- TASK INSTRUCTIONS:
1. Reproduce the passage on base editing from "While lower frequency" to "off-target) base editing?", inclusive.
2. Answer these questions from the passage on base editing:
(a) What was used as the gRNA inputs for the cas9 in the base editing model?
(b) With standard base editing rates, what period was found to be acceptable?
(c) What method was used to characterize the mutation rates of each DNA frame during testing?

- TEXT UNDER STUDY:
Bionetgen simulations of the blue light activated transcription matched results from the original paper and are demonstrated below.

To incorporate the blue light promoter/repressor into the base editing model, we simply used the concentrations of the two mRNA species as gRNA inputs for our cas9.

While lower frequency oscillations result in less signal attenuation, the trade off is temporal resolution. With standard base editing rates, an acceptable period was found to be ~14 days (see our results page for more work on increasing base editing rates). At this timescale, the effect of regulating the base editing with a second gRNA produced a much cleaner signal in simulation, indicating the Alternating gRNA system would be a much better design choice.

## Questions about Playback

### How can we interpret our experimental readouts to quantify target (and off-target) base editing?

Sanger sequencing was utilized to characterize the mutation rates of each DNA frame during testing. Because our cas9 relies on only a few base pair mismatches to distinguish between frames, it was essential that we compared our on and off-target mutation frequencies. In response, we developed a python module to automatically find these sites based on binding affinities and compare the experimental data. See the CrisPy page for a detailed explanation.

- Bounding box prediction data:
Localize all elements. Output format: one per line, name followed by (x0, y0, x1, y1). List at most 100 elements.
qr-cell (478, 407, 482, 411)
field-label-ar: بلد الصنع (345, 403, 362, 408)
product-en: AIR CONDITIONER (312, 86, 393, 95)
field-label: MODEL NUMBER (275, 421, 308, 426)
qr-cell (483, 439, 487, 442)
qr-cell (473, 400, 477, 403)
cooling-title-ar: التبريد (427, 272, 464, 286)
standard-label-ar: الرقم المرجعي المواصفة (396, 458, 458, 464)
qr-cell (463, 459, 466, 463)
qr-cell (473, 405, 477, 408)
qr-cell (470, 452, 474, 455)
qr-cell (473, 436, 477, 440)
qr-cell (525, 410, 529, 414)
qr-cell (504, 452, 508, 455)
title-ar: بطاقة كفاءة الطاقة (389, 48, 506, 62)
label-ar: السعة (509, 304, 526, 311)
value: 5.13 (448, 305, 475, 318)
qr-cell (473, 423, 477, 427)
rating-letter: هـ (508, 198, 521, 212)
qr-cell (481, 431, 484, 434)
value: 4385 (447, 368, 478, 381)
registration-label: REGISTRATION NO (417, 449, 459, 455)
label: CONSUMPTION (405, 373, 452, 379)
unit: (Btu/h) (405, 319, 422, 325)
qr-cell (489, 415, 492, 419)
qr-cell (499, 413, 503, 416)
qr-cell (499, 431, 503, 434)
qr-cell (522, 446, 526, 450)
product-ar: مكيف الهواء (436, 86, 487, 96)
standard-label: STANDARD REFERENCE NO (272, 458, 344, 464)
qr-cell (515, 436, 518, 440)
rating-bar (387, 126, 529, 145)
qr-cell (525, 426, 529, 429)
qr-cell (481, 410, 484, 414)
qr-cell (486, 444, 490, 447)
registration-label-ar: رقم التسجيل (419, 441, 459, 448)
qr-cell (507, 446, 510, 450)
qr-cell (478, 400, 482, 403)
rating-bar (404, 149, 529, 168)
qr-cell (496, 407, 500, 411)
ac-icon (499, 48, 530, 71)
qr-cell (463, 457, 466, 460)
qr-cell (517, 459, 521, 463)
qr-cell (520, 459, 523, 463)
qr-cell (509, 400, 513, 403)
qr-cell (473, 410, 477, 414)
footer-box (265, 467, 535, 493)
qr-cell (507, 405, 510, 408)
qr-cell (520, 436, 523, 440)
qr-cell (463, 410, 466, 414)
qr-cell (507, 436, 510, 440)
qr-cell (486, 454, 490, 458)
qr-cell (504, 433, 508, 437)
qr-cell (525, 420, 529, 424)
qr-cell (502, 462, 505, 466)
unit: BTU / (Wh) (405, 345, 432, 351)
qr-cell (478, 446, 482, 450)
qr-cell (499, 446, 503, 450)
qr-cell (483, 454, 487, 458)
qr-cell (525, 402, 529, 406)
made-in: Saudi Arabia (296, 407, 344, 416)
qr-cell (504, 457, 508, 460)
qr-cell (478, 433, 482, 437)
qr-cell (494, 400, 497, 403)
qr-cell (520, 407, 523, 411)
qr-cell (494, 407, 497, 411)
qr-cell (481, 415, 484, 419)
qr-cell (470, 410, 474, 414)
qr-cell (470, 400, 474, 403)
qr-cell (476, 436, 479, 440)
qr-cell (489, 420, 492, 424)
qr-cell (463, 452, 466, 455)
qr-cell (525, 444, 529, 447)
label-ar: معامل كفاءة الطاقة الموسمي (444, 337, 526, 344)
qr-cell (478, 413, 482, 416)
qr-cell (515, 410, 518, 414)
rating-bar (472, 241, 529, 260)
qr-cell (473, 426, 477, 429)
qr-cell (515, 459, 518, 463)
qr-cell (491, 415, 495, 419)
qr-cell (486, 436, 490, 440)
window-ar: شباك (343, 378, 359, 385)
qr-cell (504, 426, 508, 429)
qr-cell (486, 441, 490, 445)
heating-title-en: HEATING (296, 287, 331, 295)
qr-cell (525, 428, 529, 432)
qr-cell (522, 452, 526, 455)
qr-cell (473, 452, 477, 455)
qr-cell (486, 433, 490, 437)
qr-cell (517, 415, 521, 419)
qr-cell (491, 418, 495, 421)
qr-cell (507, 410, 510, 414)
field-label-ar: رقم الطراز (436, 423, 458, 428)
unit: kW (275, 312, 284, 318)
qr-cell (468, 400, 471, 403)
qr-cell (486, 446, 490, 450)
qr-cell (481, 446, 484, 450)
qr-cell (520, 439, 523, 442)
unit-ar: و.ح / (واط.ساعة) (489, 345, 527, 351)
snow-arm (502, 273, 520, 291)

- ANSWER SET:
1.
While lower frequency oscillations result in less signal attenuation, the trade off is temporal resolution. With standard base editing rates, an acceptable period was found to be ~14 days (see our results page for more work on increasing base editing rates). At this timescale, the effect of regulating the base editing with a second gRNA produced a much cleaner signal in simulation, indicating the Alternating gRNA system would be a much better design choice.

## Questions about Playback

### How can we interpret our experimental readouts to quantify target (and off-target) base editing?

2.
(a) The concentrations of the two mRNA species
(b) About 14 days
(c) Sanger sequencing